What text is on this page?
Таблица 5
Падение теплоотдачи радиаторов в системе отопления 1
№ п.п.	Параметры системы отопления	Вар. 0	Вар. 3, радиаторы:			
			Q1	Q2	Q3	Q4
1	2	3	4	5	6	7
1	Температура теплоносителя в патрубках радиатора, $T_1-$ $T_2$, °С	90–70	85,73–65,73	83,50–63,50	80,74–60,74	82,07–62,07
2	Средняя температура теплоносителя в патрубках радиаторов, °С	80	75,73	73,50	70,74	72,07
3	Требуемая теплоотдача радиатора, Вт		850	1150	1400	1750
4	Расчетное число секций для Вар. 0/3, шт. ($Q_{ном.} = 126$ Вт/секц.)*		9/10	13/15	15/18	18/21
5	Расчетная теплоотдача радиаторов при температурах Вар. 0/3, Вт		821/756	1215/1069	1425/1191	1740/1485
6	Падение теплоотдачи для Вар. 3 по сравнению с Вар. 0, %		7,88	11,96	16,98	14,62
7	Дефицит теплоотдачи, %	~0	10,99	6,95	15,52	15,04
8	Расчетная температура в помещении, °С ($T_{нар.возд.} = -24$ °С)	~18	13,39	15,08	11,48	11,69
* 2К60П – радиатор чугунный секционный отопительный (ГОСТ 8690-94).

—————

What count of lines in the listing contain the word "радиатора"? Reply with the number only.

2